[Records from a dataset]
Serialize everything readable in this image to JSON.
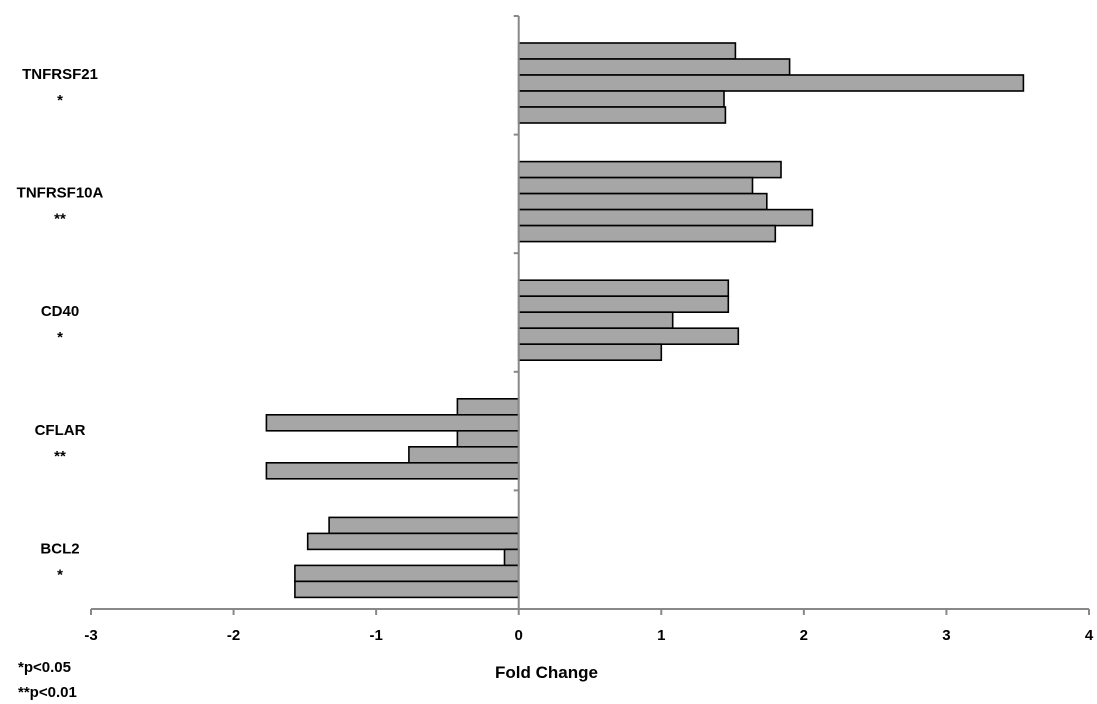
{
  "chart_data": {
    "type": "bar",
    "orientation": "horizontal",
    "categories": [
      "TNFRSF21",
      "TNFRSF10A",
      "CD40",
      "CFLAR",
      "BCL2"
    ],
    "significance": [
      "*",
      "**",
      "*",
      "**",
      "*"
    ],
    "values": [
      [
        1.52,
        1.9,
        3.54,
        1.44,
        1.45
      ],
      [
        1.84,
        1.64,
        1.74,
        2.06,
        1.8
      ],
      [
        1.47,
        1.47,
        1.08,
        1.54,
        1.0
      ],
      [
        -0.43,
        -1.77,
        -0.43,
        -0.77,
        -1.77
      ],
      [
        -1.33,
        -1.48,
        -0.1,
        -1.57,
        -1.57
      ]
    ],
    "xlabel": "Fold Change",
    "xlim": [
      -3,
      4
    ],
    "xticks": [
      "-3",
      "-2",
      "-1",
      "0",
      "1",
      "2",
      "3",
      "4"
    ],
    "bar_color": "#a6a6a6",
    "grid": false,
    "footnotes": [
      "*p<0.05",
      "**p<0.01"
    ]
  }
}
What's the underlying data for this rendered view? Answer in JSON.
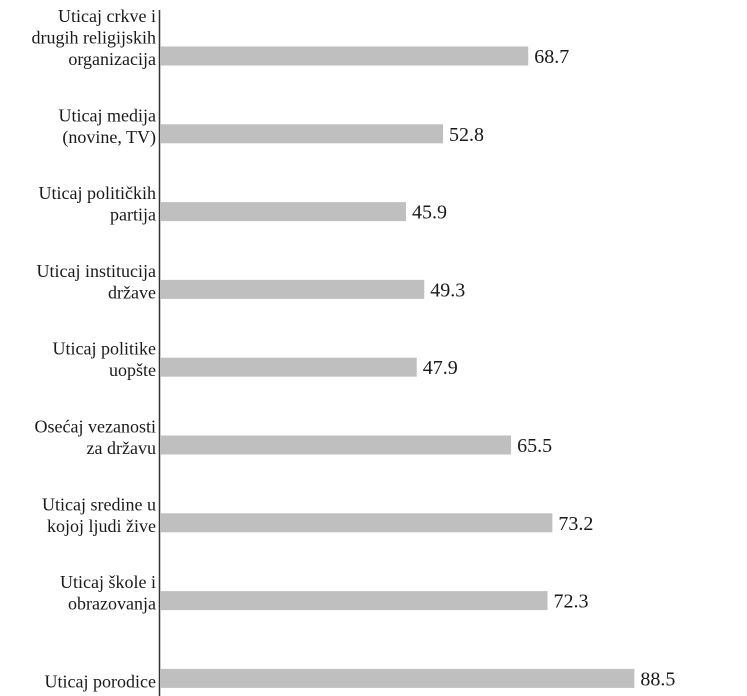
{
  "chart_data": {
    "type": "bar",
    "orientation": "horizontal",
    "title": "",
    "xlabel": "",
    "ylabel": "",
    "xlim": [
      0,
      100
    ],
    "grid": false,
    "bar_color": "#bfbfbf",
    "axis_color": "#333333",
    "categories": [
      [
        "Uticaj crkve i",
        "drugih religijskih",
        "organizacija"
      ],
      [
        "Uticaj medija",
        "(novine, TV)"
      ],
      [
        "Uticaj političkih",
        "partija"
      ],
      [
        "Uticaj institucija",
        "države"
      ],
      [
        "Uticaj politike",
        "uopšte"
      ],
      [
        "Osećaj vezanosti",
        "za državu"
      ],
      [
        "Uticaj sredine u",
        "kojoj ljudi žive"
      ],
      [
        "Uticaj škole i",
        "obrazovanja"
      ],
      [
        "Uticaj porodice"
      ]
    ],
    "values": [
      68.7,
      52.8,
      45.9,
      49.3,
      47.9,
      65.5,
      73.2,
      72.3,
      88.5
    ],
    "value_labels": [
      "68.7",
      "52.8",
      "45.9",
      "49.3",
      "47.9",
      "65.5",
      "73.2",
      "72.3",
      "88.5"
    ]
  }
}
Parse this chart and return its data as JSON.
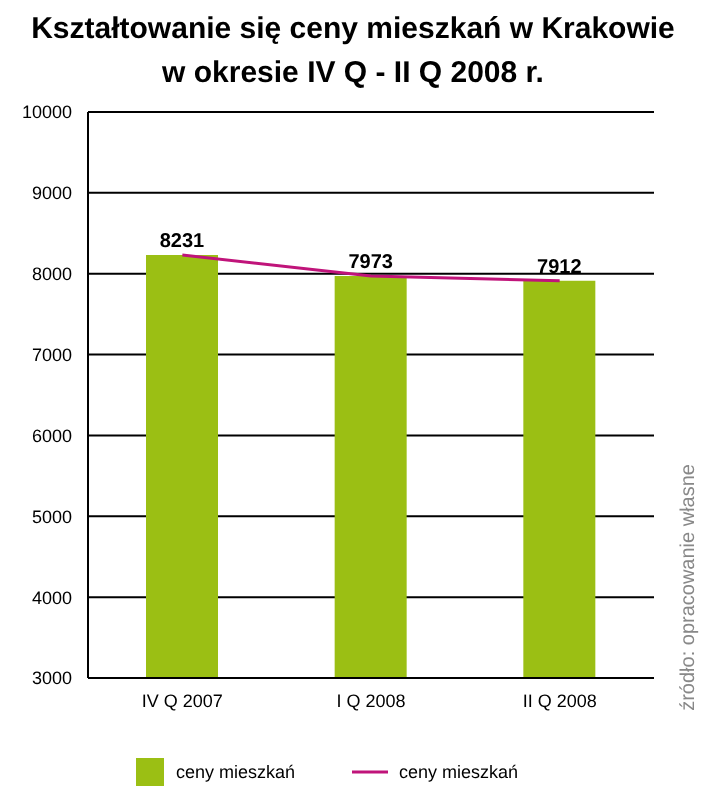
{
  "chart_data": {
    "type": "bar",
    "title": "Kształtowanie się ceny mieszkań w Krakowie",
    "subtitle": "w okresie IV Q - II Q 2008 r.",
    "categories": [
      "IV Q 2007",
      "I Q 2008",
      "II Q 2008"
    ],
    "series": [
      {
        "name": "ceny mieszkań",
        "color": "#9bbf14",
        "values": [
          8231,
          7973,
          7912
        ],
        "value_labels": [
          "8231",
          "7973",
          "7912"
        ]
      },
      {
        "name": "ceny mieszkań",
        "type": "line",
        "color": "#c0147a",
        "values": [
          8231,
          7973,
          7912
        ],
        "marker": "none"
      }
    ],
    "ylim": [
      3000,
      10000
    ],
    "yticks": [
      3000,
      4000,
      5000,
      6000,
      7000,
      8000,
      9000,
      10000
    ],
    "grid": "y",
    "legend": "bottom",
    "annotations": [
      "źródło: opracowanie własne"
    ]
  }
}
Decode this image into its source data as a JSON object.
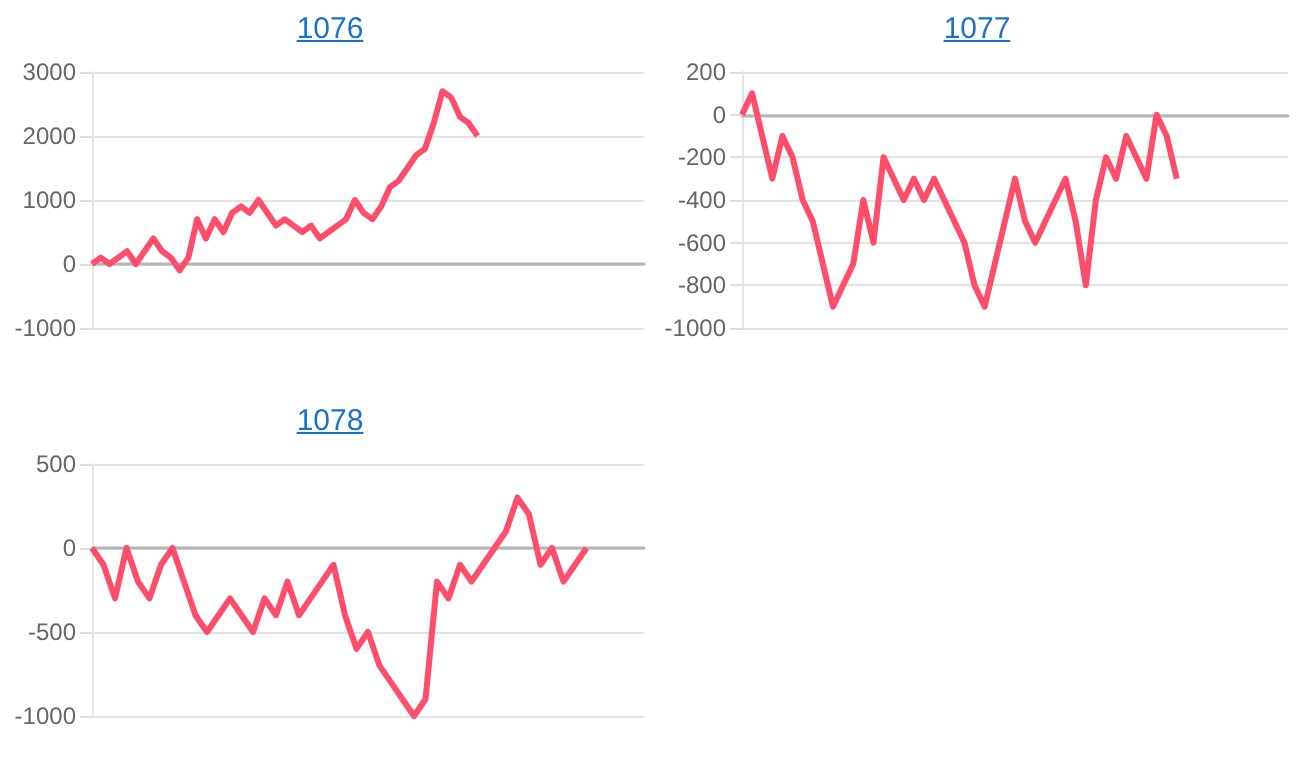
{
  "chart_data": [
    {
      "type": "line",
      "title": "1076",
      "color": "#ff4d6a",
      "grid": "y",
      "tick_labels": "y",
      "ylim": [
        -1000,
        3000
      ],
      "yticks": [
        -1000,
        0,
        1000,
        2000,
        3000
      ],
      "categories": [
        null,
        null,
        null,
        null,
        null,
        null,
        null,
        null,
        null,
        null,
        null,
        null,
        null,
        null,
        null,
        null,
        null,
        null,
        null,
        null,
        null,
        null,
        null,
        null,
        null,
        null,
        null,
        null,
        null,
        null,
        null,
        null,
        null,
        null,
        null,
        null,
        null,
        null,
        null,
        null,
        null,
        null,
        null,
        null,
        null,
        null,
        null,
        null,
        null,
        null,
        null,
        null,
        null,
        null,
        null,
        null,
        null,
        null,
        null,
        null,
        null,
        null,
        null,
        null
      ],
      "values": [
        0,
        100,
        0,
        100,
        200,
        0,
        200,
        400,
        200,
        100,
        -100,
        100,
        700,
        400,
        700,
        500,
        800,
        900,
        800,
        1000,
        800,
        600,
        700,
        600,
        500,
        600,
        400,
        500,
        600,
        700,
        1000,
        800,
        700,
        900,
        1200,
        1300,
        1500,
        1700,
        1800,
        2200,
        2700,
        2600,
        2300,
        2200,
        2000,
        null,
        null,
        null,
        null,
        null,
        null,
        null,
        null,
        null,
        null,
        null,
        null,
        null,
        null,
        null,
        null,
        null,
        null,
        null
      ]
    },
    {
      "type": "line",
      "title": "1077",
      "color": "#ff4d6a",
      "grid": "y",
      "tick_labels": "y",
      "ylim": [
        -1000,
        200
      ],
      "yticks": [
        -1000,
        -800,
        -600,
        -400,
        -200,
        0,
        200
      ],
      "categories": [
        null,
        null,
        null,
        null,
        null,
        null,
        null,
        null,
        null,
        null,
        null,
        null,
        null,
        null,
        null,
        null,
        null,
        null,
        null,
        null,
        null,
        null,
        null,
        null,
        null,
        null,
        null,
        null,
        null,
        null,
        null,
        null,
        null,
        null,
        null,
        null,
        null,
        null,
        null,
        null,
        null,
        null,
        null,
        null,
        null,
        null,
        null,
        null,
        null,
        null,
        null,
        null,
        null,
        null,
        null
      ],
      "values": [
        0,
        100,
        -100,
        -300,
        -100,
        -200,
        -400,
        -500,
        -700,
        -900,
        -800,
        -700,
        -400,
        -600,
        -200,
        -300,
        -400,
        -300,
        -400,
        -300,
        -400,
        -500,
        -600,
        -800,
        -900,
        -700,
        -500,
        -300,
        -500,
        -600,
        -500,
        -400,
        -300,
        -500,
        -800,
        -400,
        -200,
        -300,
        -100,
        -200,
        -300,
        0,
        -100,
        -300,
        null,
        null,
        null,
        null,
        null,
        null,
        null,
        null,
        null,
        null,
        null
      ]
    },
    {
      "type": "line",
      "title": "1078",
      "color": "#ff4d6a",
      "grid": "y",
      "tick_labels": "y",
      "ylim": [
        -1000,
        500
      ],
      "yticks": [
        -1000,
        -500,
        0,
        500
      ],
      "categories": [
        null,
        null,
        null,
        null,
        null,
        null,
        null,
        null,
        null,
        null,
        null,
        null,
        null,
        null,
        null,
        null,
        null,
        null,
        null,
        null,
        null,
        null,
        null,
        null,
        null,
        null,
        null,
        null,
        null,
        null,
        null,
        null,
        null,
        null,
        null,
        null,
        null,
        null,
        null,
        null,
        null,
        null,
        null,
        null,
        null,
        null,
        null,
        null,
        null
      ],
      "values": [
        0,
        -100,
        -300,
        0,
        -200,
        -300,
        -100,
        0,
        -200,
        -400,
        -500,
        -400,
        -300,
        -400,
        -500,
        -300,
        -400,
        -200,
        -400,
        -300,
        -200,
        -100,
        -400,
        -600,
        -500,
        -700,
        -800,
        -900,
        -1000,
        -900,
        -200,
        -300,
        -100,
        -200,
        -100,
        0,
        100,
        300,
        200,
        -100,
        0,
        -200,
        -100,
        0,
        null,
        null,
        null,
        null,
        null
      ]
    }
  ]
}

### Problem description
Set the pictures aside and transcribe the data above exactly.

### Task output
Serialize everything readable in this image to JSON.
{
  "chart_data": {
    "type": "bar",
    "orientation": "horizontal",
    "categories": [
      "TNFRSF21",
      "TNFRSF10A",
      "CD40",
      "CFLAR",
      "BCL2"
    ],
    "significance": [
      "*",
      "**",
      "*",
      "**",
      "*"
    ],
    "values": [
      [
        1.52,
        1.9,
        3.54,
        1.44,
        1.45
      ],
      [
        1.84,
        1.64,
        1.74,
        2.06,
        1.8
      ],
      [
        1.47,
        1.47,
        1.08,
        1.54,
        1.0
      ],
      [
        -0.43,
        -1.77,
        -0.43,
        -0.77,
        -1.77
      ],
      [
        -1.33,
        -1.48,
        -0.1,
        -1.57,
        -1.57
      ]
    ],
    "xlabel": "Fold Change",
    "xlim": [
      -3,
      4
    ],
    "xticks": [
      "-3",
      "-2",
      "-1",
      "0",
      "1",
      "2",
      "3",
      "4"
    ],
    "bar_color": "#a6a6a6",
    "grid": false,
    "footnotes": [
      "*p<0.05",
      "**p<0.01"
    ]
  }
}
What's the underlying data for this rendered view? Answer in JSON.
{
  "chart_data": {
    "type": "bar",
    "orientation": "horizontal",
    "title": "",
    "xlabel": "",
    "ylabel": "",
    "xlim": [
      0,
      100
    ],
    "grid": false,
    "bar_color": "#bfbfbf",
    "axis_color": "#333333",
    "categories": [
      [
        "Uticaj crkve i",
        "drugih religijskih",
        "organizacija"
      ],
      [
        "Uticaj medija",
        "(novine, TV)"
      ],
      [
        "Uticaj političkih",
        "partija"
      ],
      [
        "Uticaj institucija",
        "države"
      ],
      [
        "Uticaj politike",
        "uopšte"
      ],
      [
        "Osećaj vezanosti",
        "za državu"
      ],
      [
        "Uticaj sredine u",
        "kojoj ljudi žive"
      ],
      [
        "Uticaj škole i",
        "obrazovanja"
      ],
      [
        "Uticaj porodice"
      ]
    ],
    "values": [
      68.7,
      52.8,
      45.9,
      49.3,
      47.9,
      65.5,
      73.2,
      72.3,
      88.5
    ],
    "value_labels": [
      "68.7",
      "52.8",
      "45.9",
      "49.3",
      "47.9",
      "65.5",
      "73.2",
      "72.3",
      "88.5"
    ]
  }
}
Parse this chart and return its data as JSON.
{
  "chart_data": {
    "type": "bar",
    "title": "Kształtowanie się ceny mieszkań w Krakowie",
    "subtitle": "w okresie IV Q - II Q 2008 r.",
    "categories": [
      "IV Q 2007",
      "I Q 2008",
      "II Q 2008"
    ],
    "series": [
      {
        "name": "ceny mieszkań",
        "color": "#9bbf14",
        "values": [
          8231,
          7973,
          7912
        ],
        "value_labels": [
          "8231",
          "7973",
          "7912"
        ]
      },
      {
        "name": "ceny mieszkań",
        "type": "line",
        "color": "#c0147a",
        "values": [
          8231,
          7973,
          7912
        ],
        "marker": "none"
      }
    ],
    "ylim": [
      3000,
      10000
    ],
    "yticks": [
      3000,
      4000,
      5000,
      6000,
      7000,
      8000,
      9000,
      10000
    ],
    "grid": "y",
    "legend": "bottom",
    "annotations": [
      "źródło: opracowanie własne"
    ]
  }
}
Decode this image into its source data as a JSON object.
{
  "chart_data": [
    {
      "type": "line",
      "title": "1076",
      "color": "#ff4d6a",
      "grid": "y",
      "tick_labels": "y",
      "ylim": [
        -1000,
        3000
      ],
      "yticks": [
        -1000,
        0,
        1000,
        2000,
        3000
      ],
      "categories": [
        null,
        null,
        null,
        null,
        null,
        null,
        null,
        null,
        null,
        null,
        null,
        null,
        null,
        null,
        null,
        null,
        null,
        null,
        null,
        null,
        null,
        null,
        null,
        null,
        null,
        null,
        null,
        null,
        null,
        null,
        null,
        null,
        null,
        null,
        null,
        null,
        null,
        null,
        null,
        null,
        null,
        null,
        null,
        null,
        null,
        null,
        null,
        null,
        null,
        null,
        null,
        null,
        null,
        null,
        null,
        null,
        null,
        null,
        null,
        null,
        null,
        null,
        null,
        null
      ],
      "values": [
        0,
        100,
        0,
        100,
        200,
        0,
        200,
        400,
        200,
        100,
        -100,
        100,
        700,
        400,
        700,
        500,
        800,
        900,
        800,
        1000,
        800,
        600,
        700,
        600,
        500,
        600,
        400,
        500,
        600,
        700,
        1000,
        800,
        700,
        900,
        1200,
        1300,
        1500,
        1700,
        1800,
        2200,
        2700,
        2600,
        2300,
        2200,
        2000,
        null,
        null,
        null,
        null,
        null,
        null,
        null,
        null,
        null,
        null,
        null,
        null,
        null,
        null,
        null,
        null,
        null,
        null,
        null
      ]
    },
    {
      "type": "line",
      "title": "1077",
      "color": "#ff4d6a",
      "grid": "y",
      "tick_labels": "y",
      "ylim": [
        -1000,
        200
      ],
      "yticks": [
        -1000,
        -800,
        -600,
        -400,
        -200,
        0,
        200
      ],
      "categories": [
        null,
        null,
        null,
        null,
        null,
        null,
        null,
        null,
        null,
        null,
        null,
        null,
        null,
        null,
        null,
        null,
        null,
        null,
        null,
        null,
        null,
        null,
        null,
        null,
        null,
        null,
        null,
        null,
        null,
        null,
        null,
        null,
        null,
        null,
        null,
        null,
        null,
        null,
        null,
        null,
        null,
        null,
        null,
        null,
        null,
        null,
        null,
        null,
        null,
        null,
        null,
        null,
        null,
        null,
        null
      ],
      "values": [
        0,
        100,
        -100,
        -300,
        -100,
        -200,
        -400,
        -500,
        -700,
        -900,
        -800,
        -700,
        -400,
        -600,
        -200,
        -300,
        -400,
        -300,
        -400,
        -300,
        -400,
        -500,
        -600,
        -800,
        -900,
        -700,
        -500,
        -300,
        -500,
        -600,
        -500,
        -400,
        -300,
        -500,
        -800,
        -400,
        -200,
        -300,
        -100,
        -200,
        -300,
        0,
        -100,
        -300,
        null,
        null,
        null,
        null,
        null,
        null,
        null,
        null,
        null,
        null,
        null
      ]
    },
    {
      "type": "line",
      "title": "1078",
      "color": "#ff4d6a",
      "grid": "y",
      "tick_labels": "y",
      "ylim": [
        -1000,
        500
      ],
      "yticks": [
        -1000,
        -500,
        0,
        500
      ],
      "categories": [
        null,
        null,
        null,
        null,
        null,
        null,
        null,
        null,
        null,
        null,
        null,
        null,
        null,
        null,
        null,
        null,
        null,
        null,
        null,
        null,
        null,
        null,
        null,
        null,
        null,
        null,
        null,
        null,
        null,
        null,
        null,
        null,
        null,
        null,
        null,
        null,
        null,
        null,
        null,
        null,
        null,
        null,
        null,
        null,
        null,
        null,
        null,
        null,
        null
      ],
      "values": [
        0,
        -100,
        -300,
        0,
        -200,
        -300,
        -100,
        0,
        -200,
        -400,
        -500,
        -400,
        -300,
        -400,
        -500,
        -300,
        -400,
        -200,
        -400,
        -300,
        -200,
        -100,
        -400,
        -600,
        -500,
        -700,
        -800,
        -900,
        -1000,
        -900,
        -200,
        -300,
        -100,
        -200,
        -100,
        0,
        100,
        300,
        200,
        -100,
        0,
        -200,
        -100,
        0,
        null,
        null,
        null,
        null,
        null
      ]
    }
  ]
}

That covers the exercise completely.